## BEGIN Extracted data

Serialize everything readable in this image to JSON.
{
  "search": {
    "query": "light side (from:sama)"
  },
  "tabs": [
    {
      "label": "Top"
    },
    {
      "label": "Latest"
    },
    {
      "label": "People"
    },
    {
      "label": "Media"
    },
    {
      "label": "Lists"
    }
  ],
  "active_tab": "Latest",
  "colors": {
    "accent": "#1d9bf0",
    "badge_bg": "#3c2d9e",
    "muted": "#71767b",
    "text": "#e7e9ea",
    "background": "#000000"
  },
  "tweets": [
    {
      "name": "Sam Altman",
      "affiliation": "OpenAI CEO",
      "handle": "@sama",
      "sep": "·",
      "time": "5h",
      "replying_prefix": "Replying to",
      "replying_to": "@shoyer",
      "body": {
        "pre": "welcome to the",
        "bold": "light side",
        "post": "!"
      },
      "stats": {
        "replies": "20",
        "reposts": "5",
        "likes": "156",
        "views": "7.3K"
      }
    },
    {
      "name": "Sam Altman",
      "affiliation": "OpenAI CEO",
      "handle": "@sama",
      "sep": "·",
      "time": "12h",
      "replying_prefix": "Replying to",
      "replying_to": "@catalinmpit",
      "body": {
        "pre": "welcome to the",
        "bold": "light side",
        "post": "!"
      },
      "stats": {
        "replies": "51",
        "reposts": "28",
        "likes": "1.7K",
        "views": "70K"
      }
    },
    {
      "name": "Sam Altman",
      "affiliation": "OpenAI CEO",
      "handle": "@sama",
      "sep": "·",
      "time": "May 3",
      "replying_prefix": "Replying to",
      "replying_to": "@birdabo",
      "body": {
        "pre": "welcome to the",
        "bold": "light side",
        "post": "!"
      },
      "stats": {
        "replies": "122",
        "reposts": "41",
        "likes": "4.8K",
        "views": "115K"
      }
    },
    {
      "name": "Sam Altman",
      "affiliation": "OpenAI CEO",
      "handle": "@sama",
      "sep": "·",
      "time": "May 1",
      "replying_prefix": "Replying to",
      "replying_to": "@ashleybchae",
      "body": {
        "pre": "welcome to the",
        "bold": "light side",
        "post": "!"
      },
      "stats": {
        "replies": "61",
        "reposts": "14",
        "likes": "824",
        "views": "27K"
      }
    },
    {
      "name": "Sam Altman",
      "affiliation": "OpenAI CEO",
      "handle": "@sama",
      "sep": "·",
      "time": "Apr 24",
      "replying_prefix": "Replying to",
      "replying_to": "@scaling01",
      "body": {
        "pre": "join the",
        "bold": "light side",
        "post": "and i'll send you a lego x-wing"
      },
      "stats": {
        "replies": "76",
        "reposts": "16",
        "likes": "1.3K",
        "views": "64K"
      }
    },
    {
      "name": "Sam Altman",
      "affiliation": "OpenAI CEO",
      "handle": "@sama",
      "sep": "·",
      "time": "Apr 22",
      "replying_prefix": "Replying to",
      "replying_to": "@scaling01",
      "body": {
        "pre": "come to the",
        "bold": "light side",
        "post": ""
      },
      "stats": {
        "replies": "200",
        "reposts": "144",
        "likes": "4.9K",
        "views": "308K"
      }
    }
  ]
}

## END Extracted data
## BEGIN Extracted data

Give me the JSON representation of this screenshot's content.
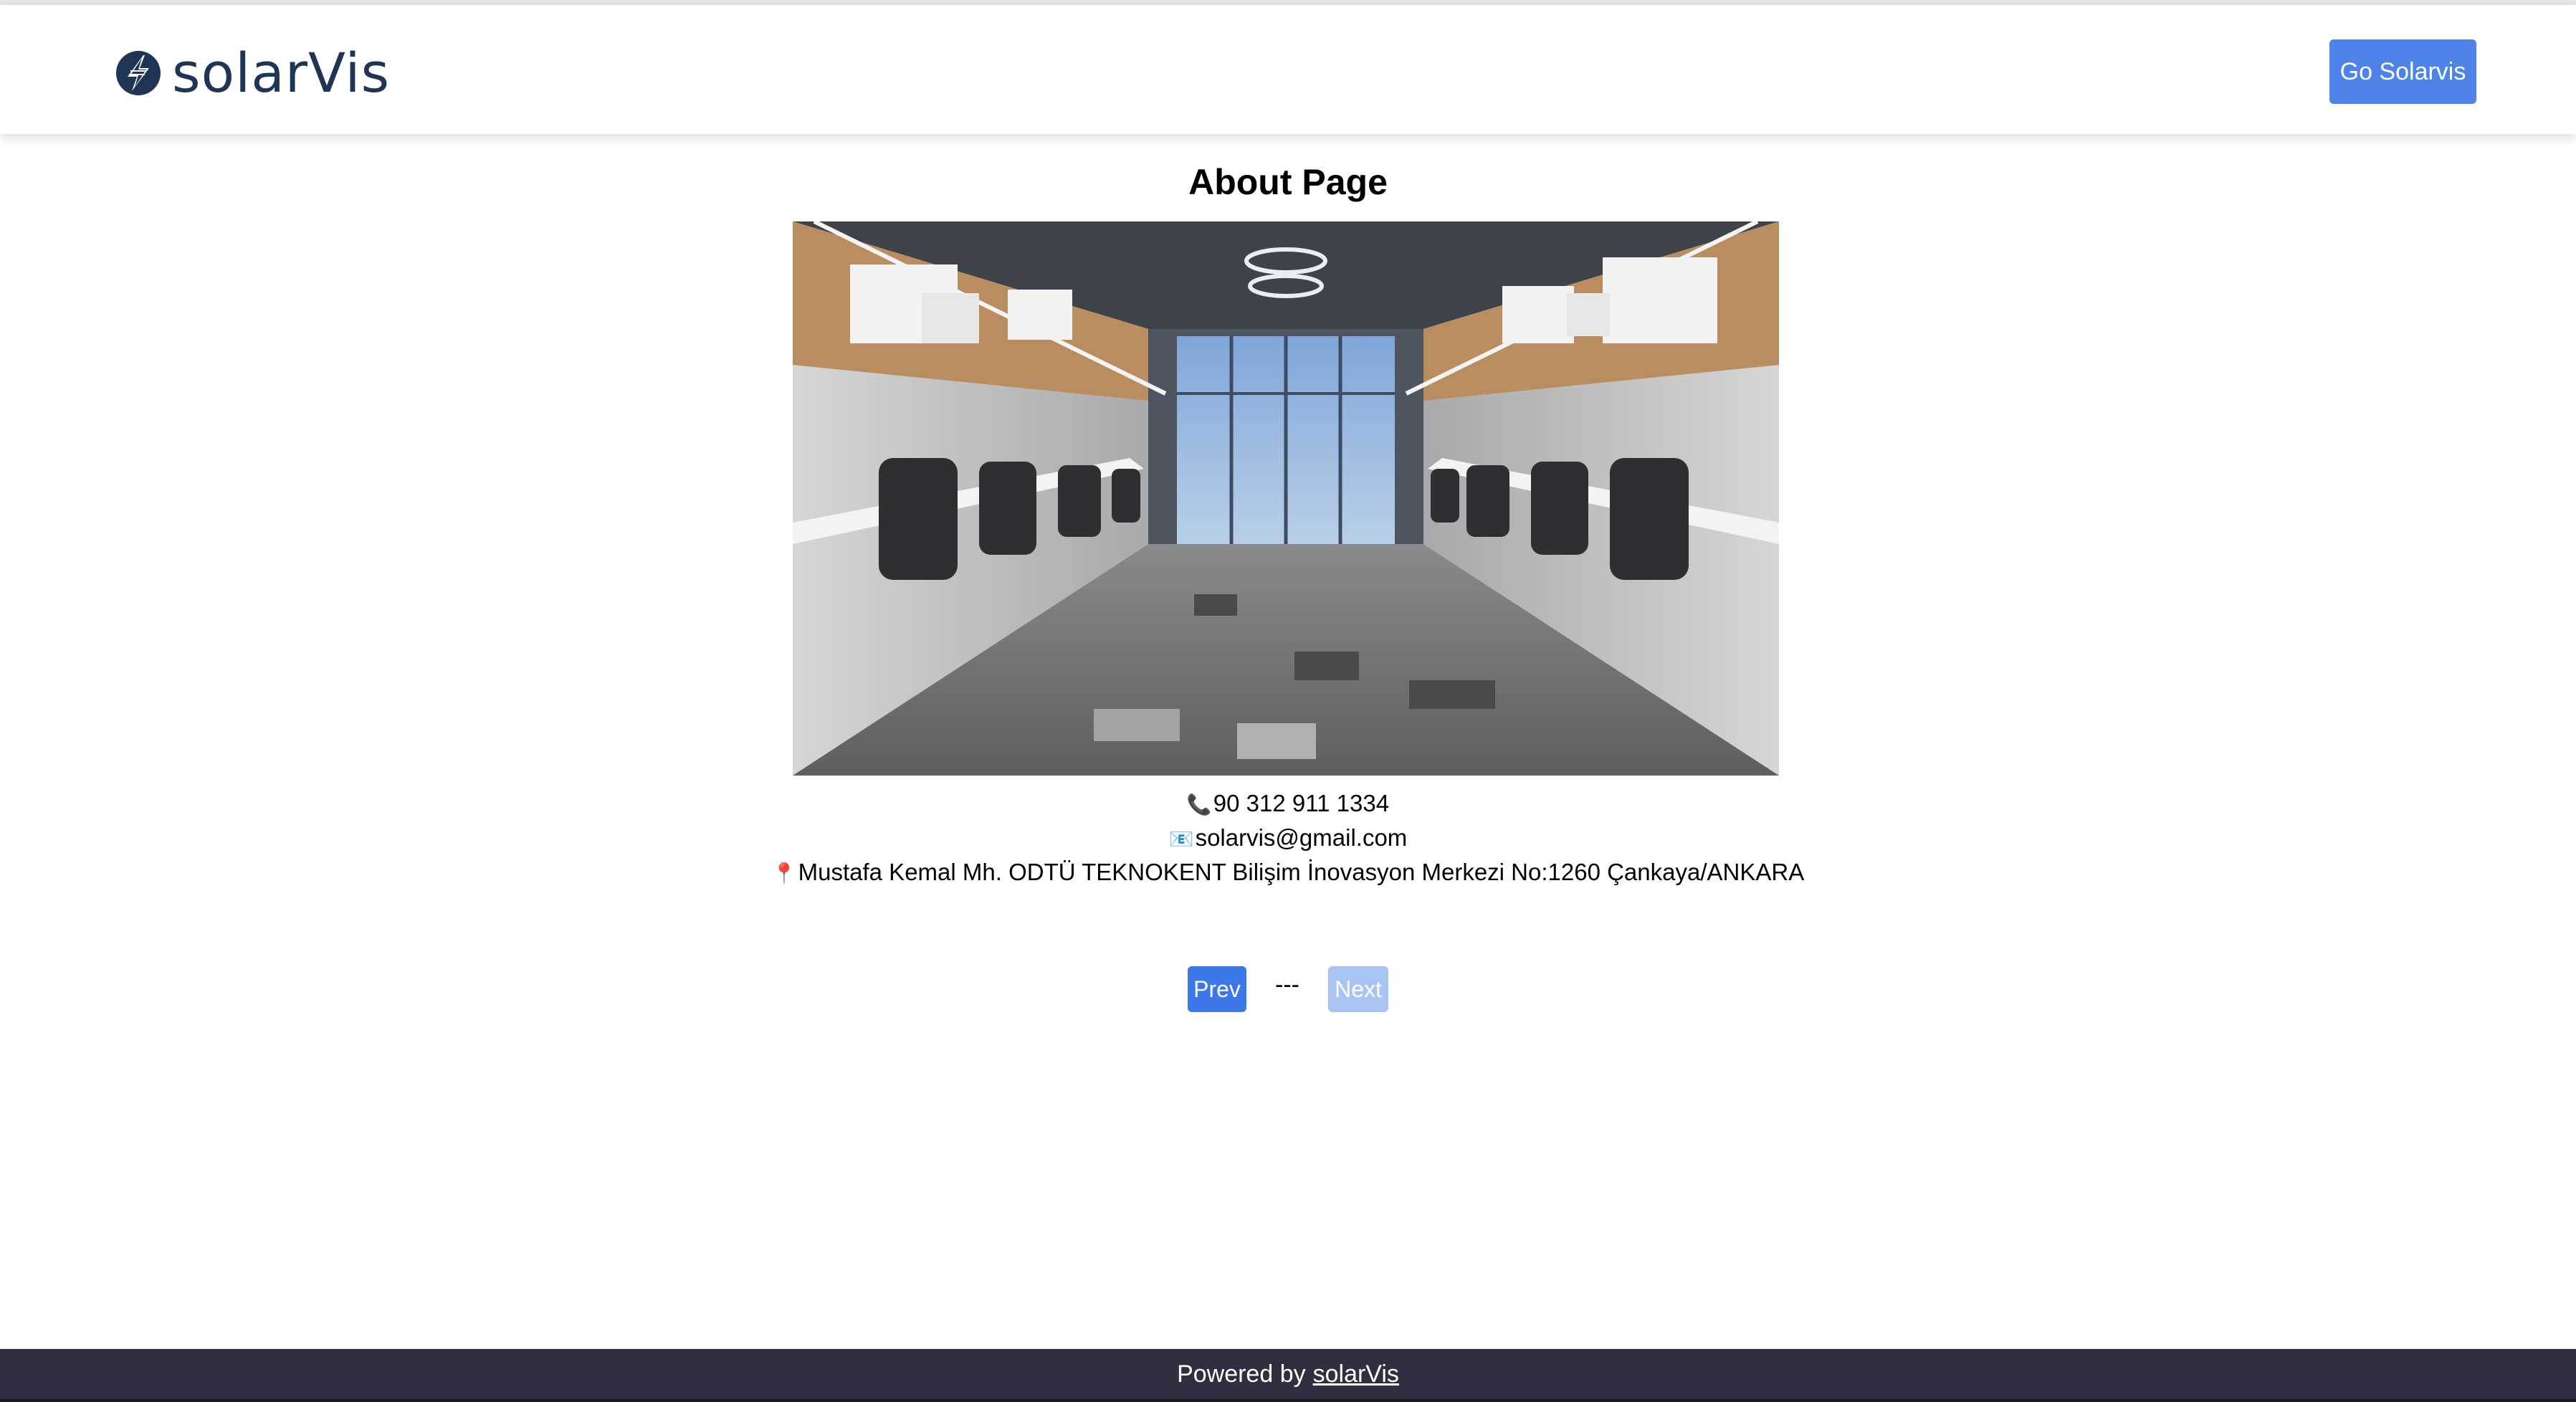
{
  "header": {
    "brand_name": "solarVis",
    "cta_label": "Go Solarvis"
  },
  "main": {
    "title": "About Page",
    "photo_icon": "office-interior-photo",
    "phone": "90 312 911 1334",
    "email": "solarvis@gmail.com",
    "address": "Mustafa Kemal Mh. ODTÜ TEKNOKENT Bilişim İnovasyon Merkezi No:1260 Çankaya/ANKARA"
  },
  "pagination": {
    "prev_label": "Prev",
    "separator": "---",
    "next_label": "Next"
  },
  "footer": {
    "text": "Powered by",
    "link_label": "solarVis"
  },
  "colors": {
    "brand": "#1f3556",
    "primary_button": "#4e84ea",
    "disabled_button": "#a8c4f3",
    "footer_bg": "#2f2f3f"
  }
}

## END Extracted data

- _What is expected_
The word "views" appears in how many lines of the records? Give the number only.

- _Exercise response_
6